WHAT TO PRODUCE:
Copy each line from the records below in which the word "innebär" is found.

INFORMATION SUPPLIED:
+++++

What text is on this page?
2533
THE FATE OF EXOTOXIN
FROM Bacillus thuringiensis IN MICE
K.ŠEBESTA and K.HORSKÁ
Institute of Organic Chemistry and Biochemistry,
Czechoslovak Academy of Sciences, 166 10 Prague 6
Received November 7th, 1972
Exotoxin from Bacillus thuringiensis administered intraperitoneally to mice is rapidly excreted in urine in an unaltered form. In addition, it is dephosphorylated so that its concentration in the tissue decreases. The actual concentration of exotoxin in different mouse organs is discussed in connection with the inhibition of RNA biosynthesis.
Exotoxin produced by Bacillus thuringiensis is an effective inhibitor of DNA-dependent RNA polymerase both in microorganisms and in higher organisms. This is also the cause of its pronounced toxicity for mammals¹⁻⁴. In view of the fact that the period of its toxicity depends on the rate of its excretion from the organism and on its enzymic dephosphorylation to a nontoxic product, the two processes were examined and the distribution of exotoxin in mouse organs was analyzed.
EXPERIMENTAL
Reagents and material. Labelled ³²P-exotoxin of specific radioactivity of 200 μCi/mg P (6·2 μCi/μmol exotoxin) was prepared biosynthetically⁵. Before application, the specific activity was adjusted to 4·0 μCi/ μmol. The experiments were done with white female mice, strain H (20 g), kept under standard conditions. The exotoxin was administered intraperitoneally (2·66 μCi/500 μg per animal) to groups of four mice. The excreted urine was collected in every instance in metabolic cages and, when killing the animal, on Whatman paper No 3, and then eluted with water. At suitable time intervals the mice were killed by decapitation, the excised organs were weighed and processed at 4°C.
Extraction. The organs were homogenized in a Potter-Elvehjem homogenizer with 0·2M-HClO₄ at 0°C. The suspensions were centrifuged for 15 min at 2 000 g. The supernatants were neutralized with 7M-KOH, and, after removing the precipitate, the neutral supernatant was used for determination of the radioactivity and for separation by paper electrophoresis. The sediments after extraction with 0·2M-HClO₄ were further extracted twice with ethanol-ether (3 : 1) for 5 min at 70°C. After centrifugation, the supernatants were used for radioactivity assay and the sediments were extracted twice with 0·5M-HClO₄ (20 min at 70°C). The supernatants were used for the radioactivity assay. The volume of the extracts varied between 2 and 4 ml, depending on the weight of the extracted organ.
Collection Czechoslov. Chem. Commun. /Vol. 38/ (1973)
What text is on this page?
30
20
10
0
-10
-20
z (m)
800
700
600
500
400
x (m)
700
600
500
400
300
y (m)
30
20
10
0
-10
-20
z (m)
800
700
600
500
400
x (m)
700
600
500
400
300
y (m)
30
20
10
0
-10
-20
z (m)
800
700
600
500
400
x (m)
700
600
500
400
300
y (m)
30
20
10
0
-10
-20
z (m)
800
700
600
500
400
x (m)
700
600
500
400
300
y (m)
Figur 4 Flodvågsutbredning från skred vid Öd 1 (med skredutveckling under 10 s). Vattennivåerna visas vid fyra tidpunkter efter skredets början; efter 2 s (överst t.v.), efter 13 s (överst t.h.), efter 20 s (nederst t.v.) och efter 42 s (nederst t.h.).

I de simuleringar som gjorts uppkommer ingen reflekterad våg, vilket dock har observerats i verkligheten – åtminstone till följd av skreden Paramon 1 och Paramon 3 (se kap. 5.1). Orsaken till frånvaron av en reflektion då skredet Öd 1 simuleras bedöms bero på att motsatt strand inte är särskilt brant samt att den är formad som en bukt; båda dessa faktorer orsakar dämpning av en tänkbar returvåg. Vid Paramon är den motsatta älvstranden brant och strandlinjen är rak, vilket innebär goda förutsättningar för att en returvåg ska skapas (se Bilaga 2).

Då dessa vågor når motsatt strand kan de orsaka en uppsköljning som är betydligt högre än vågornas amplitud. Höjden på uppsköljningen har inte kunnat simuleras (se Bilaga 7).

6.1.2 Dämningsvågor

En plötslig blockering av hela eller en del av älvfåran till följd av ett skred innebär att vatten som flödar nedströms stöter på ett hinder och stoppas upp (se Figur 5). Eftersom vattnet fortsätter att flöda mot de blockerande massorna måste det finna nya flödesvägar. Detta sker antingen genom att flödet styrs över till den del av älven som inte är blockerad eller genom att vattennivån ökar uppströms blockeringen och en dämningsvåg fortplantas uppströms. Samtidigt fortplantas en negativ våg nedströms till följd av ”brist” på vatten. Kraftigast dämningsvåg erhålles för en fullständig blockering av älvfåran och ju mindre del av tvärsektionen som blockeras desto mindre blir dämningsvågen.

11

+++++

TASK SOLUTION:
I de simuleringar som gjorts uppkommer ingen reflekterad våg, vilket dock har observerats i verkligheten – åtminstone till följd av skreden Paramon 1 och Paramon 3 (se kap. 5.1). Orsaken till frånvaron av en reflektion då skredet Öd 1 simuleras bedöms bero på att motsatt strand inte är särskilt brant samt att den är formad som en bukt; båda dessa faktorer orsakar dämpning av en tänkbar returvåg. Vid Paramon är den motsatta älvstranden brant och strandlinjen är rak, vilket innebär goda förutsättningar för att en returvåg ska skapas (se Bilaga 2).
En plötslig blockering av hela eller en del av älvfåran till följd av ett skred innebär att vatten som flödar nedströms stöter på ett hinder och stoppas upp (se Figur 5). Eftersom vattnet fortsätter att flöda mot de blockerande massorna måste det finna nya flödesvägar. Detta sker antingen genom att flödet styrs över till den del av älven som inte är blockerad eller genom att vattennivån ökar uppströms blockeringen och en dämningsvåg fortplantas uppströms. Samtidigt fortplantas en negativ våg nedströms till följd av ”brist” på vatten. Kraftigast dämningsvåg erhålles för en fullständig blockering av älvfåran och ju mindre del av tvärsektionen som blockeras desto mindre blir dämningsvågen.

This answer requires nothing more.